-- INSTRUCTIONS TO FOLLOW --
A faithful copy without images is required: write out all the records exactly.

━━━━━━━━━━━━━━━━

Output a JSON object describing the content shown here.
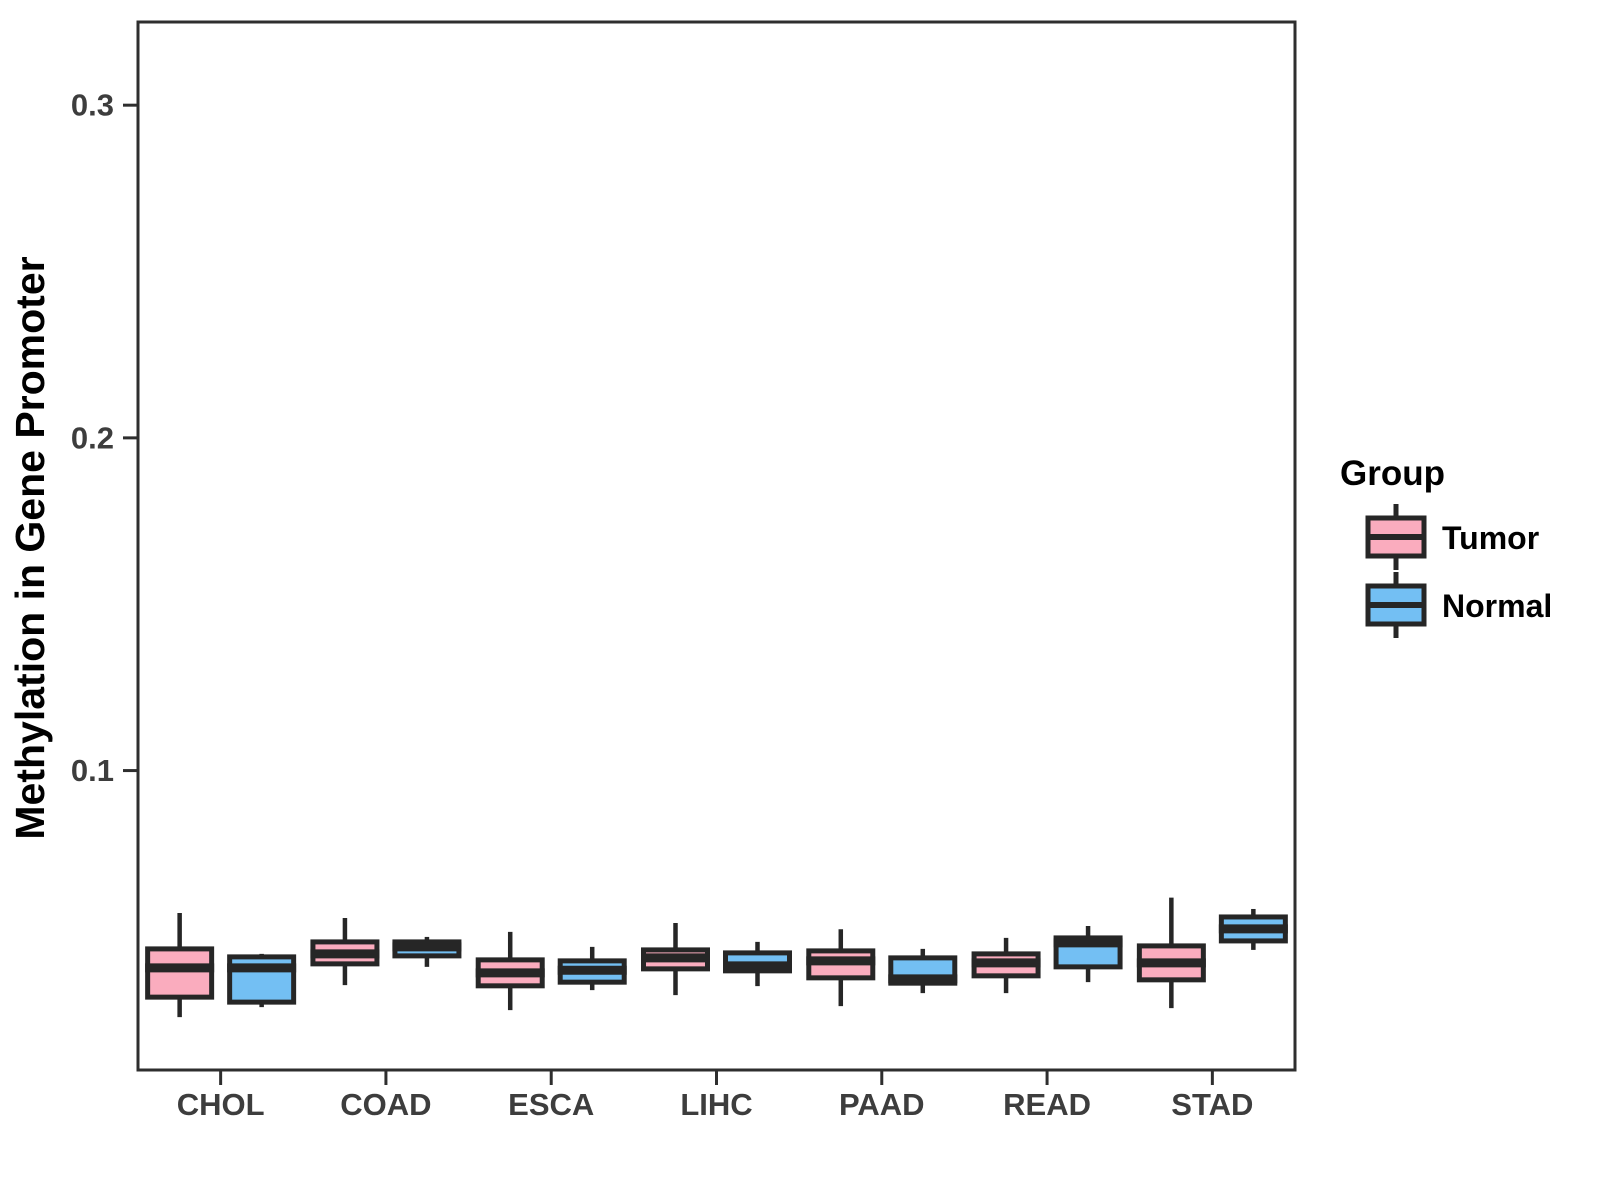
{
  "figure": {
    "background": "#ffffff"
  },
  "chart_data": {
    "type": "boxplot",
    "title": "",
    "xlabel": "",
    "ylabel": "Methylation in Gene Promoter",
    "categories": [
      "CHOL",
      "COAD",
      "ESCA",
      "LIHC",
      "PAAD",
      "READ",
      "STAD"
    ],
    "y_axis": {
      "ticks": [
        0.1,
        0.2,
        0.3
      ],
      "tick_labels": [
        "0.1",
        "0.2",
        "0.3"
      ],
      "ylim": [
        0.01,
        0.325
      ],
      "grid": false
    },
    "legend": {
      "title": "Group",
      "position": "right"
    },
    "groups": [
      {
        "name": "Tumor",
        "color": "#FAACBE"
      },
      {
        "name": "Normal",
        "color": "#73BFF3"
      }
    ],
    "style": {
      "box_border": "#262626",
      "panel_border": "#2e2e2e",
      "tick_text_color": "#3d3d3d",
      "title_text_color": "#000000"
    },
    "series": [
      {
        "group": "Tumor",
        "values": [
          {
            "category": "CHOL",
            "whisker_low": 0.0259,
            "q1": 0.0319,
            "median": 0.0407,
            "q3": 0.0464,
            "whisker_high": 0.0572
          },
          {
            "category": "COAD",
            "whisker_low": 0.0355,
            "q1": 0.0419,
            "median": 0.0449,
            "q3": 0.0485,
            "whisker_high": 0.0557
          },
          {
            "category": "ESCA",
            "whisker_low": 0.028,
            "q1": 0.0353,
            "median": 0.0392,
            "q3": 0.0431,
            "whisker_high": 0.0515
          },
          {
            "category": "LIHC",
            "whisker_low": 0.0325,
            "q1": 0.0404,
            "median": 0.0437,
            "q3": 0.0461,
            "whisker_high": 0.0542
          },
          {
            "category": "PAAD",
            "whisker_low": 0.0292,
            "q1": 0.0377,
            "median": 0.0428,
            "q3": 0.0458,
            "whisker_high": 0.0523
          },
          {
            "category": "READ",
            "whisker_low": 0.0331,
            "q1": 0.0383,
            "median": 0.0422,
            "q3": 0.0449,
            "whisker_high": 0.0497
          },
          {
            "category": "STAD",
            "whisker_low": 0.0286,
            "q1": 0.0371,
            "median": 0.0422,
            "q3": 0.0473,
            "whisker_high": 0.0618
          }
        ]
      },
      {
        "group": "Normal",
        "values": [
          {
            "category": "CHOL",
            "whisker_low": 0.0289,
            "q1": 0.0304,
            "median": 0.0407,
            "q3": 0.044,
            "whisker_high": 0.0449
          },
          {
            "category": "COAD",
            "whisker_low": 0.041,
            "q1": 0.0443,
            "median": 0.047,
            "q3": 0.0485,
            "whisker_high": 0.05
          },
          {
            "category": "ESCA",
            "whisker_low": 0.034,
            "q1": 0.0364,
            "median": 0.04,
            "q3": 0.0428,
            "whisker_high": 0.047
          },
          {
            "category": "LIHC",
            "whisker_low": 0.0352,
            "q1": 0.0398,
            "median": 0.0413,
            "q3": 0.0452,
            "whisker_high": 0.0485
          },
          {
            "category": "PAAD",
            "whisker_low": 0.0331,
            "q1": 0.0361,
            "median": 0.0374,
            "q3": 0.0437,
            "whisker_high": 0.0464
          },
          {
            "category": "READ",
            "whisker_low": 0.0364,
            "q1": 0.041,
            "median": 0.0482,
            "q3": 0.0497,
            "whisker_high": 0.0533
          },
          {
            "category": "STAD",
            "whisker_low": 0.0461,
            "q1": 0.0488,
            "median": 0.0524,
            "q3": 0.056,
            "whisker_high": 0.0584
          }
        ]
      }
    ]
  }
}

━━━━━━━━━━━━━━━━

-- SOLUTION TO THIS TASK --
Output a JSON object describing the content shown here.
{
  "figure": {
    "background": "#ffffff"
  },
  "chart_data": {
    "type": "boxplot",
    "title": "",
    "xlabel": "",
    "ylabel": "Methylation in Gene Promoter",
    "categories": [
      "CHOL",
      "COAD",
      "ESCA",
      "LIHC",
      "PAAD",
      "READ",
      "STAD"
    ],
    "y_axis": {
      "ticks": [
        0.1,
        0.2,
        0.3
      ],
      "tick_labels": [
        "0.1",
        "0.2",
        "0.3"
      ],
      "ylim": [
        0.01,
        0.325
      ],
      "grid": false
    },
    "legend": {
      "title": "Group",
      "position": "right"
    },
    "groups": [
      {
        "name": "Tumor",
        "color": "#FAACBE"
      },
      {
        "name": "Normal",
        "color": "#73BFF3"
      }
    ],
    "style": {
      "box_border": "#262626",
      "panel_border": "#2e2e2e",
      "tick_text_color": "#3d3d3d",
      "title_text_color": "#000000"
    },
    "series": [
      {
        "group": "Tumor",
        "values": [
          {
            "category": "CHOL",
            "whisker_low": 0.0259,
            "q1": 0.0319,
            "median": 0.0407,
            "q3": 0.0464,
            "whisker_high": 0.0572
          },
          {
            "category": "COAD",
            "whisker_low": 0.0355,
            "q1": 0.0419,
            "median": 0.0449,
            "q3": 0.0485,
            "whisker_high": 0.0557
          },
          {
            "category": "ESCA",
            "whisker_low": 0.028,
            "q1": 0.0353,
            "median": 0.0392,
            "q3": 0.0431,
            "whisker_high": 0.0515
          },
          {
            "category": "LIHC",
            "whisker_low": 0.0325,
            "q1": 0.0404,
            "median": 0.0437,
            "q3": 0.0461,
            "whisker_high": 0.0542
          },
          {
            "category": "PAAD",
            "whisker_low": 0.0292,
            "q1": 0.0377,
            "median": 0.0428,
            "q3": 0.0458,
            "whisker_high": 0.0523
          },
          {
            "category": "READ",
            "whisker_low": 0.0331,
            "q1": 0.0383,
            "median": 0.0422,
            "q3": 0.0449,
            "whisker_high": 0.0497
          },
          {
            "category": "STAD",
            "whisker_low": 0.0286,
            "q1": 0.0371,
            "median": 0.0422,
            "q3": 0.0473,
            "whisker_high": 0.0618
          }
        ]
      },
      {
        "group": "Normal",
        "values": [
          {
            "category": "CHOL",
            "whisker_low": 0.0289,
            "q1": 0.0304,
            "median": 0.0407,
            "q3": 0.044,
            "whisker_high": 0.0449
          },
          {
            "category": "COAD",
            "whisker_low": 0.041,
            "q1": 0.0443,
            "median": 0.047,
            "q3": 0.0485,
            "whisker_high": 0.05
          },
          {
            "category": "ESCA",
            "whisker_low": 0.034,
            "q1": 0.0364,
            "median": 0.04,
            "q3": 0.0428,
            "whisker_high": 0.047
          },
          {
            "category": "LIHC",
            "whisker_low": 0.0352,
            "q1": 0.0398,
            "median": 0.0413,
            "q3": 0.0452,
            "whisker_high": 0.0485
          },
          {
            "category": "PAAD",
            "whisker_low": 0.0331,
            "q1": 0.0361,
            "median": 0.0374,
            "q3": 0.0437,
            "whisker_high": 0.0464
          },
          {
            "category": "READ",
            "whisker_low": 0.0364,
            "q1": 0.041,
            "median": 0.0482,
            "q3": 0.0497,
            "whisker_high": 0.0533
          },
          {
            "category": "STAD",
            "whisker_low": 0.0461,
            "q1": 0.0488,
            "median": 0.0524,
            "q3": 0.056,
            "whisker_high": 0.0584
          }
        ]
      }
    ]
  }
}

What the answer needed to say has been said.